━━━━━ SELECTED PASSAGE ━━━━━

United States attorneys are officials of the U.S. Department of Justice who serve as the chief federal law enforcement officers in each of the 94 U.S. federal judicial districts. Each U.S. attorney serves as the United States' chief federal criminal prosecutor in their judicial district and represents the U.S. federal government in civil litigation in federal and state court within their geographic jurisdiction. U.S. attorneys must be nominated by the President and confirmed by the Senate, after which they serve four-year terms.

Currently, there are 93 U.S. attorneys in 94 district offices located throughout the United States, Puerto Rico, the U.S. Virgin Islands, Guam, and the Northern Mariana Islands. One U.S. attorney is assigned to each of the judicial districts, with the exception of Guam and the Northern Mariana Islands, where a single U.S. attorney serves both districts. Each U.S. attorney is the chief federal law enforcement officer within a specified jurisdiction, acting under the guidance of the United States Attorneys' Manual.  They supervise district offices with as many as 350 assistant U.S. attorneys (AUSAs) and as many as 350 support personnel.

U.S. Attorney's Offices are staffed mainly by assistant U.S. Attorneys (AUSA). Often colloquially called "federal prosecutors", assistant U.S. attorneys are government lawyers who act as prosecutors in federal criminal trials and as the United States federal government's lawyers in civil litigation in which the United States is a party. In carrying out their duties as prosecutors, AUSAs have the authority to investigate persons, issue subpoenas, file formal criminal charges, plea bargain with defendants, and grant immunity to witnesses and accused criminals.

U.S. attorneys and their offices are part of the Department of Justice. U.S. attorneys receive oversight, supervision, and administrative support services through the Justice Department's Executive Office for United States Attorneys. Selected U.S. attorneys participate in the Attorney General's Advisory Committee of United States Attorneys.

━━━━━

**TASKS TO COMPLETE**
1. Copy the passage on U.S. attorneys word for word, starting at "Currently, there are" and ending at "350 support personnel.".
2. Carry on the text about U.S. attorneys from the point where it stops.

━━━━━ GIVEN DATA ━━━━━

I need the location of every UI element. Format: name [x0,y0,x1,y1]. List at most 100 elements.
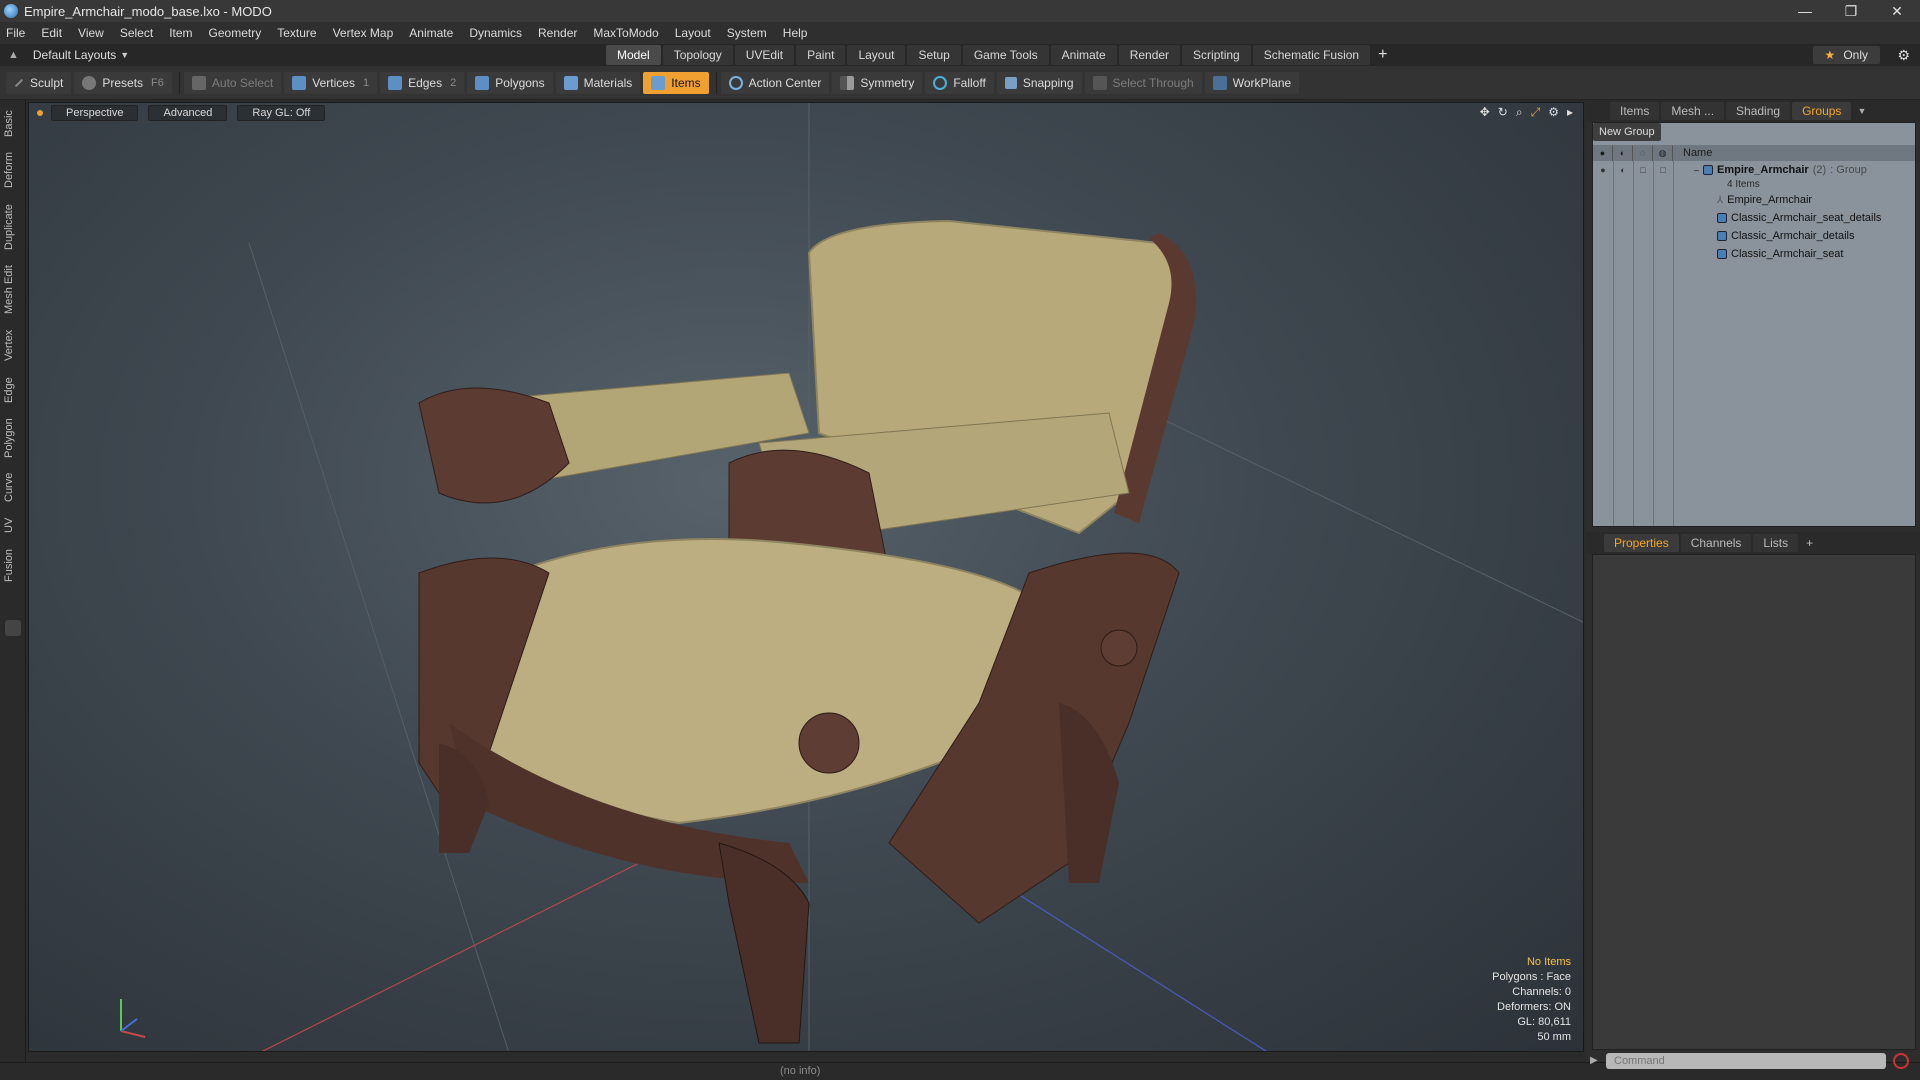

━━━━━

**WRITTEN ANSWERS**
1.
Currently, there are 93 U.S. attorneys in 94 district offices located throughout the United States, Puerto Rico, the U.S. Virgin Islands, Guam, and the Northern Mariana Islands. One U.S. attorney is assigned to each of the judicial districts, with the exception of Guam and the Northern Mariana Islands, where a single U.S. attorney serves both districts. Each U.S. attorney is the chief federal law enforcement officer within a specified jurisdiction, acting under the guidance of the United States Attorneys' Manual.  They supervise district offices with as many as 350 assistant U.S. attorneys (AUSAs) and as many as 350 support personnel.

2.
History and statutory authority
The Office of the United States Attorney was created by the Judiciary Act of 1789, along with the office of Attorney General and United States Marshal. The same act also specified the structure of the Supreme Court of the United States and established inferior courts making up the United States Federal Judiciary,  including  a district court system.  Thus, the office of U.S. Attorney is older than the Department of Justice.  The Judiciary Act of 1789  provided for the appointment in each judicial district of a "Person learned in the law to act as attorney for the United States...whose duty it shall be to prosecute in each district all delinquents for crimes and offenses cognizable under the authority of the United States, and all civil actions in which the United States shall be concerned..."
Prior to the existence of the Department of Justice, the U.S. attorneys were independent of the Attorney General, and did not come under the AG's supervision and authority until 1870, with the creation of the Department of Justice.

Appointment
U.S. attorneys are appointed by the President of the United States for a term of four years, with appointments subject to confirmation by the Senate.  A U.S. attorney continues in office, beyond the appointed term, until a successor is appointed and qualified.  By law, each United States attorney is subject to removal by the President. The Attorney General has had the authority since 1986 to appoint interim U.S. attorneys to fill a vacancy.

United States attorneys controversy

The governing statute,  provided, up until March 9, 2006:
 (c) A person appointed as United States attorney under this section may serve until the earlier of—
(1) the qualification of a United States attorney for such district appointed by the President under section 541 of this title; or
(2) the expiration of 120 days after appointment by the Attorney General under this section.
(d) If an appointment expires under subsection (c)(2), the district court for such district may appoint a United States attorney to serve until the vacancy is filled. The order of appointment by the court shall be filed with the clerk of the court.
On March 9, 2006, President George W. Bush signed into law the USA PATRIOT and Terrorism Prevention Reauthorization Act of 2005 which amended Section 546 by striking subsections (c) and (d) and inserting the following new subsection:
 (c) A person appointed as United States attorney under this section may serve until the qualification of a United States Attorney for such district appointed by the President under section 541 of this title.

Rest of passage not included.